_SET TASKS_
**1)** Answer these from the passage on the insurance policy exchange, one line each:
(a) In what city did Joseph H. Strong have his offices?
(b) In what year were the first policies issued?
(c) On what date did appellee seek to make the exchange?
**2)** In one to three sentences, explain why the court in the passage on the insurance policy exchange treats the admission of the objected testimony as immaterial.
**3)** Carry the passage on the insurance policy exchange forward from its last sentence.

** Begin SELECTED PASSAGE **

At the time of the maturity of the policies issued in 1890, and for many years prior thereto, Joseph H. Strong had been a general agent for appellant, with offices in the city of Chicago. Appellee was permitted to prove, over objection, that prior to the maturity of those policies it conferred with Strong, and was advised by him that if it surrendered the first policies upon their maturity and took in lieu thereof new ten-year policies of the same character, it would have the right, on December 22, 1904, to make the exchange which it afterward, at that time, sought to make. Testimony was also admitted, over objection, tending to show that the appellant had on several occasions permitted exchanges to be made, or had been willing to permit exchanges to be made, identical in character with the exchange which it refused to make at the request of appellee. Whether the testimony objected to was properly admitted we deem immaterial, as the obligation of appellant to issue the policies demanded on December 22, 1904, appears from an examination of the applications, the policies, their endorsements, and the “conditions” and tables accompanying the policies. The decree must have been the same had the evidence objected to been excluded.

** End SELECTED PASSAGE **
** Begin RECORDS SHOWN **

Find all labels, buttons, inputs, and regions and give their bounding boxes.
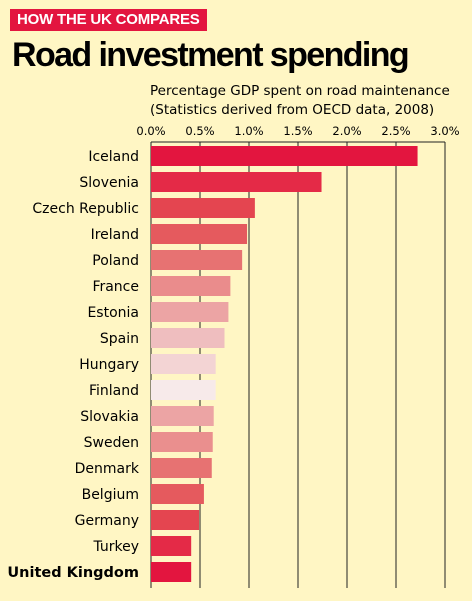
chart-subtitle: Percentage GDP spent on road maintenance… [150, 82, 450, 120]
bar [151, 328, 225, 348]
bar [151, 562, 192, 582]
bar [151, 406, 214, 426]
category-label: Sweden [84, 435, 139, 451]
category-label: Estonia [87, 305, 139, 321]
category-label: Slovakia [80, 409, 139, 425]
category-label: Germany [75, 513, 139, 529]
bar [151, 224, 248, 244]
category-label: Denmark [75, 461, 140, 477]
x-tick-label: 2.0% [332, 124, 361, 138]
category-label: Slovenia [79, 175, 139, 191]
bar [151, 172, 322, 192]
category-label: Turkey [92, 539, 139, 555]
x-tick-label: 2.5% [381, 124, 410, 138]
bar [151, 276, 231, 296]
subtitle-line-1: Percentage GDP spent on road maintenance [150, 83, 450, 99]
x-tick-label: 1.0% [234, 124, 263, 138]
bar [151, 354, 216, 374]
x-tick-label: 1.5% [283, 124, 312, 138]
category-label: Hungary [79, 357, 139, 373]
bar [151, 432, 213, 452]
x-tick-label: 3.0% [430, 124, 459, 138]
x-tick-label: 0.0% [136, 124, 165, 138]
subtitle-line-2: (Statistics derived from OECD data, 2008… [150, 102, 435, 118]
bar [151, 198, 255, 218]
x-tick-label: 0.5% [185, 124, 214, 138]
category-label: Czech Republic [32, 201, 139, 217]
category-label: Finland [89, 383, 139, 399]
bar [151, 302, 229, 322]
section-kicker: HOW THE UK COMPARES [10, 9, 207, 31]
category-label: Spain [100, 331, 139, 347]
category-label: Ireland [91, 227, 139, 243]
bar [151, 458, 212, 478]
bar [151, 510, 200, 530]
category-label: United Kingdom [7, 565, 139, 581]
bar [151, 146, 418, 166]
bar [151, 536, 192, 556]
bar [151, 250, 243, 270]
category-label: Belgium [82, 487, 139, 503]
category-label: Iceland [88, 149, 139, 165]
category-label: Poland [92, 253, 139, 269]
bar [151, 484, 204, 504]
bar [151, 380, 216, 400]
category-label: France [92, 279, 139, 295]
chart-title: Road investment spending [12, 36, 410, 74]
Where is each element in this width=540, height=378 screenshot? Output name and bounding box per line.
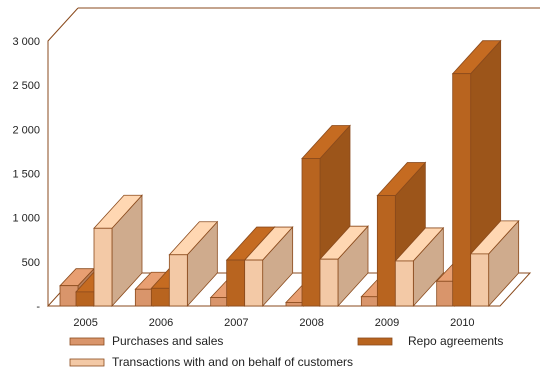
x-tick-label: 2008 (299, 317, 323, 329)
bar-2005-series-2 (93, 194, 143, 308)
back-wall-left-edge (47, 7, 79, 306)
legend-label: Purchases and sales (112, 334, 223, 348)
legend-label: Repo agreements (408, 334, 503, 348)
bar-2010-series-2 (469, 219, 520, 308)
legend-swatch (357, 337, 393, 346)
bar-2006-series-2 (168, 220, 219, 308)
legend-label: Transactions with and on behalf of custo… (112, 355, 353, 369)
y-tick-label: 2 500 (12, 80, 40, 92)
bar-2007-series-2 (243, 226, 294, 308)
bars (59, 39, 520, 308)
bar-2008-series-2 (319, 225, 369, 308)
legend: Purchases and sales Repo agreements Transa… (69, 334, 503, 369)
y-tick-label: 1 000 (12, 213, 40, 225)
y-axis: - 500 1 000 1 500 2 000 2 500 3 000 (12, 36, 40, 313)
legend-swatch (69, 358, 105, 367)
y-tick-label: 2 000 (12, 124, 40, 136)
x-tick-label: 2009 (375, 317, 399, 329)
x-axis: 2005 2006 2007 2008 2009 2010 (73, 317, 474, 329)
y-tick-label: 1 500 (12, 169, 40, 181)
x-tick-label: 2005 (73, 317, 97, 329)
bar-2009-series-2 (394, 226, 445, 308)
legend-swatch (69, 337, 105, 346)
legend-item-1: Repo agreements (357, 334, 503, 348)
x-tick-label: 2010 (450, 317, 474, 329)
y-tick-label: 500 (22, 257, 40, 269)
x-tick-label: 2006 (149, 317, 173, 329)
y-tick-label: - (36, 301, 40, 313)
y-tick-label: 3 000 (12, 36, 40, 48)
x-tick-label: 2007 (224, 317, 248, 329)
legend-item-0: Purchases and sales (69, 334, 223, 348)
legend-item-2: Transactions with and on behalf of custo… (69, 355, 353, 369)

** End RECORDS SHOWN **

_OUTPUTS FOR THE TASKS_
**1)**
(a) Chicago
(b) 1890
(c) December 22, 1904

**2)** The court finds that appellant's obligation to issue the policies demanded on December 22, 1904, is shown by the applications, the policies, their endorsements, and the accompanying "conditions" and tables. Because of that, the decree would have been the same even if the objected evidence had been excluded.

**3)**
It is also urged that the proof for appellee was fatally defective because it did not show that the Brinkerhoffs acquiesced in appellee’s election to take the endowment policies which it demanded on December 22, 1904. The policies of 1 goo were by appellant rightfully made payable to appellee, and the options to exchange for other policies were properly vested in the appellee, alone, by those policies, in accordance with rights transferred to appellee by the Brinkerhoffs. Under these circumstances failure to show acquiescence of the Brinkerhoffs in the exercise of the options would not defeat the bill.

It is also contended that the amount decreed to be paid appellee was excessive. We think the evidence showed that the fifteen-year policies at their maturity would have been of the value of $23,400, and that the amount chargeable against appellee, on account of the difference in premiums, at the time the endowment policies would have matured, was $16,377.49. The difference between these two amounts is $7022.51. That balance, with interest thereon at the proper rate to the date of the decree, makes an amount somewhat in excess of the amount awarded.

The judgment of the Appellate Court will be affirmed.

Judgment affirmed.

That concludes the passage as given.